• **Passage shown**
= = = = =
Hickory – The Lenoir-Rhyne University Visiting Writers Series returns for its 32nd season and will host a variety of authors, poets, editors and more in both a virtual and in-person format for the academic year.
The series, established in 1988, features readings and presentations by authors who have distinguished themselves in literature and often meet with students to discuss the stories behind their works. The mission of the series remains the promotion of literary experiences with contemporary writers meant to engage and educate young people at LR. All events, which take place on the LR campus in Hickory unless otherwise noted, are free, and the public is welcome to attend.
*Pre-registration is required for any virtual presentations.
Jeremiah Castleman and Justin O’Neal Miller; John Martins III
Thursday, Sept. 24, 2020, 7 p.m.
*Virtual and P.E. Monroe Auditorium
Footcandle Film Festival Screenwriters kickoff the series lineup:
Jeremiah Castleman and Justin O’Neal Miller, first place recipients of the 2020 Footcandle Film Festival Screenwriter Award for scriptwriting, will be guest speakers. They will be awarded $1,000 for their piece titled, “The Last Blockbuster.” Castleman is known for his work on “The Hunger Games,” and O’Neal Miller is an art director and set designer.
Honorable mention is awarded to John Martins III, an associate member of the Dramatists Guild of America, for his screenplay “The Fourth Psalm,” which portrays two priests clashing over the 1980s Sanctuary Movement.
Thursday, Oct. 8, 2020, 7 p.m.
= = = = =
• **Records provided**
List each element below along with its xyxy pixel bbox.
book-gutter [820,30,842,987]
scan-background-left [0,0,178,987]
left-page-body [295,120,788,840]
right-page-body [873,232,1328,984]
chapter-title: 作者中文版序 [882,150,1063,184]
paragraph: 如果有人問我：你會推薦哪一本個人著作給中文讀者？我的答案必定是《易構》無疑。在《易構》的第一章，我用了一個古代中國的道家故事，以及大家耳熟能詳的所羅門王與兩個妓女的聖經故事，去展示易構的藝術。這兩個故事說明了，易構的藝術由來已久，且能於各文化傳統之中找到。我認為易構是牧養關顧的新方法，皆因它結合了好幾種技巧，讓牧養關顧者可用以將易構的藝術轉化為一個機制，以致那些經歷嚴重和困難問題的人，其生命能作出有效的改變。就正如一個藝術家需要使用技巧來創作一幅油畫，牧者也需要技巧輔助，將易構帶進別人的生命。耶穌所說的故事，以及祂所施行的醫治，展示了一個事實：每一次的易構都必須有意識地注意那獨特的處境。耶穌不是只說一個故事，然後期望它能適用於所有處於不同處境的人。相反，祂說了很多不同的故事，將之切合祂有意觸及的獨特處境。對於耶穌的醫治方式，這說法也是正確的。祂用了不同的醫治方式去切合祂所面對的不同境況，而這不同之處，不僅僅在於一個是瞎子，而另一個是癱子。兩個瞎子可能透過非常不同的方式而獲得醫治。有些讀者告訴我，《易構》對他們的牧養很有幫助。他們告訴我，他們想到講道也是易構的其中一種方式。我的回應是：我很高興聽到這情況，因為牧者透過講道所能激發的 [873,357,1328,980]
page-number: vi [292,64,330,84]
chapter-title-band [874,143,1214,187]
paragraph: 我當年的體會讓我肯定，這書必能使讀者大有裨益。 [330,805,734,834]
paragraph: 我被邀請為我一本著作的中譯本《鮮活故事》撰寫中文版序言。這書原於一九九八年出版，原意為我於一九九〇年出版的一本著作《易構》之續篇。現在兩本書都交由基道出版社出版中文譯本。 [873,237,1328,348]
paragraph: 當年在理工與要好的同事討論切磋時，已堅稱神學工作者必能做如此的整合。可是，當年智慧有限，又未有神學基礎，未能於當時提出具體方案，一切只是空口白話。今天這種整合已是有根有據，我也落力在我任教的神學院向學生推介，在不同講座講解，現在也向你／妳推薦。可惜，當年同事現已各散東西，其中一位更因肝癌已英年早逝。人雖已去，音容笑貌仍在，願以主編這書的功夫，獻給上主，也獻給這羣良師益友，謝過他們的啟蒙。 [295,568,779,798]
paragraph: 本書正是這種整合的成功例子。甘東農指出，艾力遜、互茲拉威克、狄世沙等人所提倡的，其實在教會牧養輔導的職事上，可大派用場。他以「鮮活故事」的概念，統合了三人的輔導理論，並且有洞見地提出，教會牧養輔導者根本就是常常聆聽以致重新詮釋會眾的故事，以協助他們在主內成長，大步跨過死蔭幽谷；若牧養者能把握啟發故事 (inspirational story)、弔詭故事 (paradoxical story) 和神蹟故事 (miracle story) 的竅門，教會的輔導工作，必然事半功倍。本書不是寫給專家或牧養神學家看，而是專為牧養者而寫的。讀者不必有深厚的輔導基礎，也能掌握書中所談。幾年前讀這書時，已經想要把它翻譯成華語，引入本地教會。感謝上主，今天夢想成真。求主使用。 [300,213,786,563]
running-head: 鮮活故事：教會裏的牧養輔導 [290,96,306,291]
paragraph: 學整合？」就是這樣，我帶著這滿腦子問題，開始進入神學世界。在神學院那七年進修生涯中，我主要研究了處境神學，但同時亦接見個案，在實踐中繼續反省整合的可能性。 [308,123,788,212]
= = = = =
• **Tasks to carry out**
- a) In the Visiting Writers Series announcement, in what year was the series established?
- b) List every person named in the Visiting Writers Series announcement.
- c) Rewrite the paragraph of the Visiting Writers Series announcement that begins "The series, established in 1988" as a bulleted list, keeping its main facts.

• **Solutions below**
- a) 1988

- b)
- Jeremiah Castleman
- Justin O'Neal Miller
- John Martins III

- c)
- Established in 1988.
- Features readings and presentations by distinguished authors, who often meet with students to discuss the stories behind their works.
- Mission: promoting literary experiences with contemporary writers to engage and educate young people at LR.
- Events take place on the LR campus in Hickory unless otherwise noted.
- All events are free and open to the public.